● **Exercise directions**: Where a line holds the word "this", copy that line.

● **Raw data**:
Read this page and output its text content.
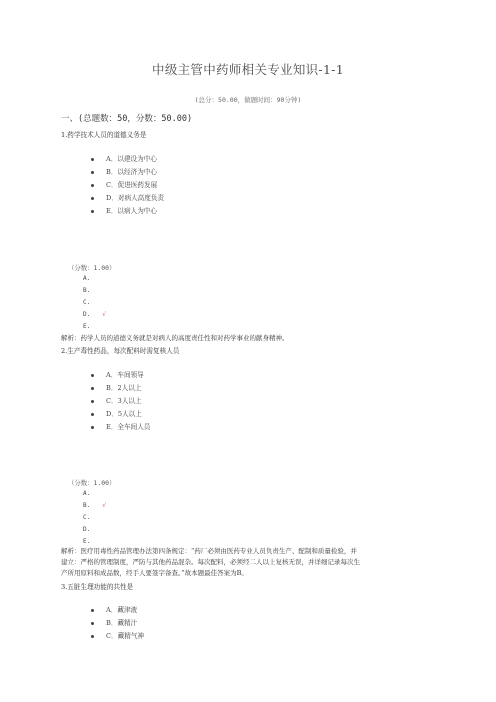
中级主管中药师相关专业知识-1-1
(总分：50.00，做题时间：90分钟)
一、(总题数：50，分数：50.00)
1.药学技术人员的道德义务是
A．以建设为中心
B．以经济为中心
C．促进医药发展
D．对病人高度负责
E．以病人为中心
（分数：1.00）
A.
B.
C.
D. √
E.
解析：药学人员的道德义务就是对病人的高度责任性和对药学事业的献身精神。
2.生产毒性药品，每次配料时需复核人员
A．车间领导
B．2人以上
C．3人以上
D．5人以上
E．全车间人员
（分数：1.00）
A.
B. √
C.
D.
E.
解析：医疗用毒性药品管理办法第四条规定：“药厂必须由医药专业人员负责生产、配制和质量检验，并
建立：严格的管理制度，严防与其他药品混杂。每次配料，必须经二人以上复核无误，并详细记录每次生
产所用原料和成品数，经手人要签字备查。”故本题最佳答案为B。
3.五脏生理功能的共性是
A．藏津液
B．藏精汁
C．藏精气神
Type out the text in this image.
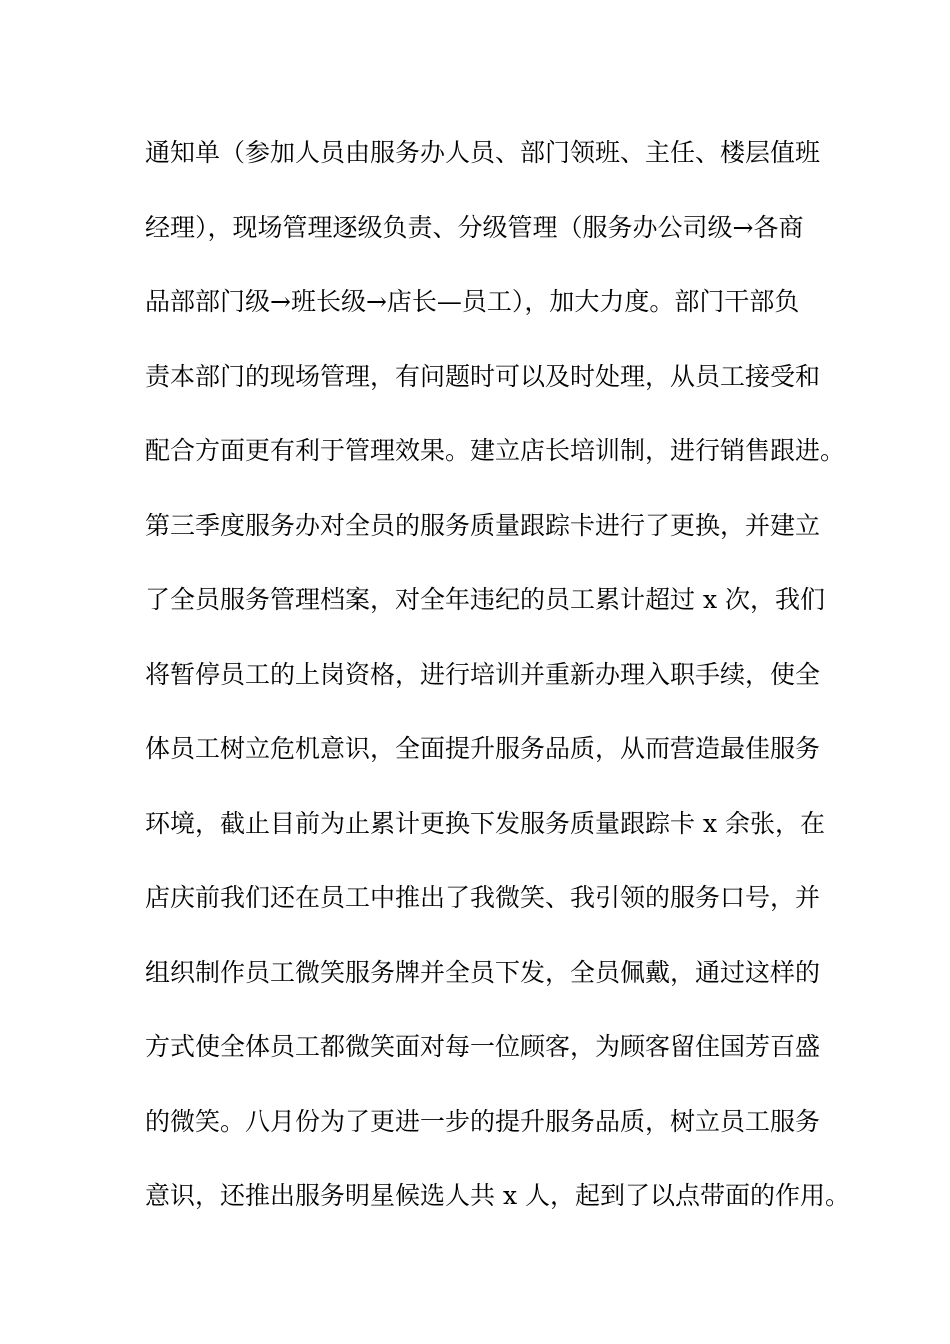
通知单（参加人员由服务办人员、部门领班、主任、楼层值班
经理），现场管理逐级负责、分级管理（服务办公司级→各商
品部部门级→班长级→店长—员工），加大力度。部门干部负
责本部门的现场管理，有问题时可以及时处理，从员工接受和
配合方面更有利于管理效果。建立店长培训制，进行销售跟进。
第三季度服务办对全员的服务质量跟踪卡进行了更换，并建立
了全员服务管理档案，对全年违纪的员工累计超过 x 次，我们
将暂停员工的上岗资格，进行培训并重新办理入职手续，使全
体员工树立危机意识，全面提升服务品质，从而营造最佳服务
环境，截止目前为止累计更换下发服务质量跟踪卡 x 余张，在
店庆前我们还在员工中推出了我微笑、我引领的服务口号，并
组织制作员工微笑服务牌并全员下发，全员佩戴，通过这样的
方式使全体员工都微笑面对每一位顾客，为顾客留住国芳百盛
的微笑。八月份为了更进一步的提升服务品质，树立员工服务
意识，还推出服务明星候选人共 x 人，起到了以点带面的作用。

● **Full response**:
Read this page and output its text content.
Type out the text in this image.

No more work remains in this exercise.